<<<<
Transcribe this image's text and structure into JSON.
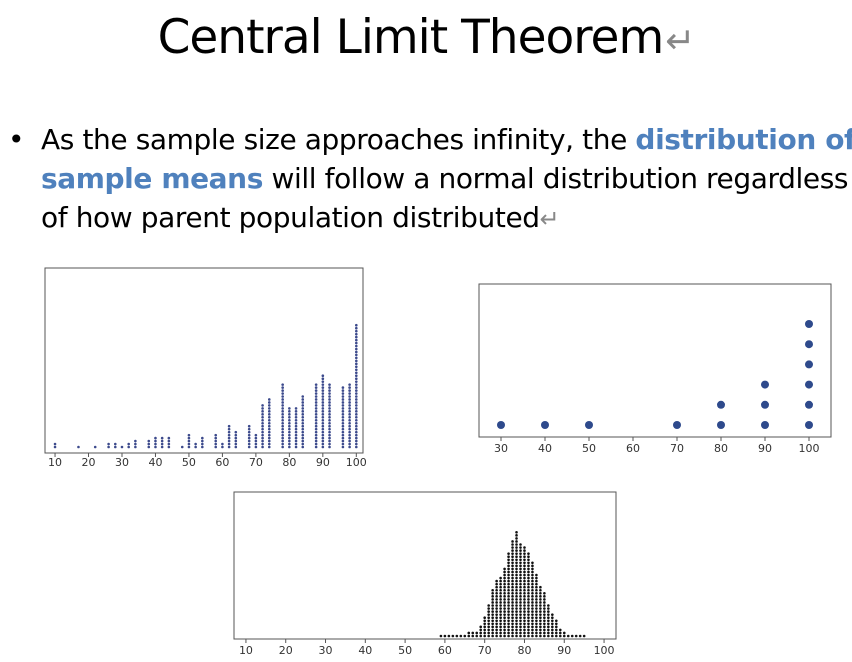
{
  "slide": {
    "title": "Central Limit Theorem",
    "return_mark": "↵",
    "bullet_symbol": "•",
    "bullet_text_1": "As the sample size approaches infinity, the ",
    "bullet_emphasis": "distribution of sample means",
    "bullet_text_2": " will follow a normal distribution regardless of how parent population distributed",
    "emphasis_color": "#4f81bd"
  },
  "chart_data": [
    {
      "type": "scatter",
      "subtype": "dot-plot",
      "marker_color": "#3c4a8c",
      "title": "",
      "xlabel": "",
      "ylabel": "",
      "xlim": [
        7,
        102
      ],
      "xticks": [
        10,
        20,
        30,
        40,
        50,
        60,
        70,
        80,
        90,
        100
      ],
      "x": [
        10,
        17,
        20,
        22,
        26,
        28,
        30,
        32,
        34,
        36,
        38,
        40,
        42,
        44,
        46,
        48,
        50,
        52,
        54,
        56,
        58,
        60,
        62,
        64,
        66,
        68,
        70,
        72,
        74,
        76,
        78,
        80,
        82,
        84,
        86,
        88,
        90,
        92,
        94,
        96,
        98,
        100
      ],
      "counts": [
        2,
        1,
        0,
        1,
        2,
        2,
        1,
        2,
        3,
        0,
        3,
        4,
        4,
        4,
        0,
        1,
        5,
        2,
        4,
        0,
        5,
        2,
        8,
        6,
        0,
        8,
        5,
        15,
        17,
        0,
        22,
        14,
        14,
        18,
        0,
        22,
        25,
        22,
        0,
        21,
        22,
        42
      ]
    },
    {
      "type": "scatter",
      "subtype": "dot-plot",
      "marker_color": "#2e4a8c",
      "title": "",
      "xlabel": "",
      "ylabel": "",
      "xlim": [
        25,
        105
      ],
      "xticks": [
        30,
        40,
        50,
        60,
        70,
        80,
        90,
        100
      ],
      "x": [
        30,
        40,
        50,
        60,
        70,
        80,
        90,
        100
      ],
      "counts": [
        1,
        1,
        1,
        0,
        1,
        2,
        3,
        6
      ]
    },
    {
      "type": "scatter",
      "subtype": "dot-plot",
      "marker_color": "#111111",
      "title": "",
      "xlabel": "",
      "ylabel": "",
      "xlim": [
        7,
        103
      ],
      "xticks": [
        10,
        20,
        30,
        40,
        50,
        60,
        70,
        80,
        90,
        100
      ],
      "x": [
        59,
        60,
        61,
        62,
        63,
        64,
        65,
        66,
        67,
        68,
        69,
        70,
        71,
        72,
        73,
        74,
        75,
        76,
        77,
        78,
        79,
        80,
        81,
        82,
        83,
        84,
        85,
        86,
        87,
        88,
        89,
        90,
        91,
        92,
        93,
        94,
        95
      ],
      "counts": [
        1,
        1,
        1,
        1,
        1,
        1,
        1,
        2,
        2,
        2,
        4,
        7,
        11,
        16,
        19,
        20,
        23,
        28,
        32,
        35,
        31,
        30,
        28,
        25,
        21,
        17,
        15,
        11,
        8,
        6,
        3,
        2,
        1,
        1,
        1,
        1,
        1
      ]
    }
  ]
}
>>>>
WHAT TO PRODUCE: Copy each line in full and exactly, omitting any picture.

COMPLETED EXERCISE:
Transcribe this image's text and structure into JSON.
{
  "slide": {
    "title": "Central Limit Theorem",
    "return_mark": "↵",
    "bullet_symbol": "•",
    "bullet_text_1": "As the sample size approaches infinity, the ",
    "bullet_emphasis": "distribution of sample means",
    "bullet_text_2": " will follow a normal distribution regardless of how parent population distributed",
    "emphasis_color": "#4f81bd"
  },
  "chart_data": [
    {
      "type": "scatter",
      "subtype": "dot-plot",
      "marker_color": "#3c4a8c",
      "title": "",
      "xlabel": "",
      "ylabel": "",
      "xlim": [
        7,
        102
      ],
      "xticks": [
        10,
        20,
        30,
        40,
        50,
        60,
        70,
        80,
        90,
        100
      ],
      "x": [
        10,
        17,
        20,
        22,
        26,
        28,
        30,
        32,
        34,
        36,
        38,
        40,
        42,
        44,
        46,
        48,
        50,
        52,
        54,
        56,
        58,
        60,
        62,
        64,
        66,
        68,
        70,
        72,
        74,
        76,
        78,
        80,
        82,
        84,
        86,
        88,
        90,
        92,
        94,
        96,
        98,
        100
      ],
      "counts": [
        2,
        1,
        0,
        1,
        2,
        2,
        1,
        2,
        3,
        0,
        3,
        4,
        4,
        4,
        0,
        1,
        5,
        2,
        4,
        0,
        5,
        2,
        8,
        6,
        0,
        8,
        5,
        15,
        17,
        0,
        22,
        14,
        14,
        18,
        0,
        22,
        25,
        22,
        0,
        21,
        22,
        42
      ]
    },
    {
      "type": "scatter",
      "subtype": "dot-plot",
      "marker_color": "#2e4a8c",
      "title": "",
      "xlabel": "",
      "ylabel": "",
      "xlim": [
        25,
        105
      ],
      "xticks": [
        30,
        40,
        50,
        60,
        70,
        80,
        90,
        100
      ],
      "x": [
        30,
        40,
        50,
        60,
        70,
        80,
        90,
        100
      ],
      "counts": [
        1,
        1,
        1,
        0,
        1,
        2,
        3,
        6
      ]
    },
    {
      "type": "scatter",
      "subtype": "dot-plot",
      "marker_color": "#111111",
      "title": "",
      "xlabel": "",
      "ylabel": "",
      "xlim": [
        7,
        103
      ],
      "xticks": [
        10,
        20,
        30,
        40,
        50,
        60,
        70,
        80,
        90,
        100
      ],
      "x": [
        59,
        60,
        61,
        62,
        63,
        64,
        65,
        66,
        67,
        68,
        69,
        70,
        71,
        72,
        73,
        74,
        75,
        76,
        77,
        78,
        79,
        80,
        81,
        82,
        83,
        84,
        85,
        86,
        87,
        88,
        89,
        90,
        91,
        92,
        93,
        94,
        95
      ],
      "counts": [
        1,
        1,
        1,
        1,
        1,
        1,
        1,
        2,
        2,
        2,
        4,
        7,
        11,
        16,
        19,
        20,
        23,
        28,
        32,
        35,
        31,
        30,
        28,
        25,
        21,
        17,
        15,
        11,
        8,
        6,
        3,
        2,
        1,
        1,
        1,
        1,
        1
      ]
    }
  ]
}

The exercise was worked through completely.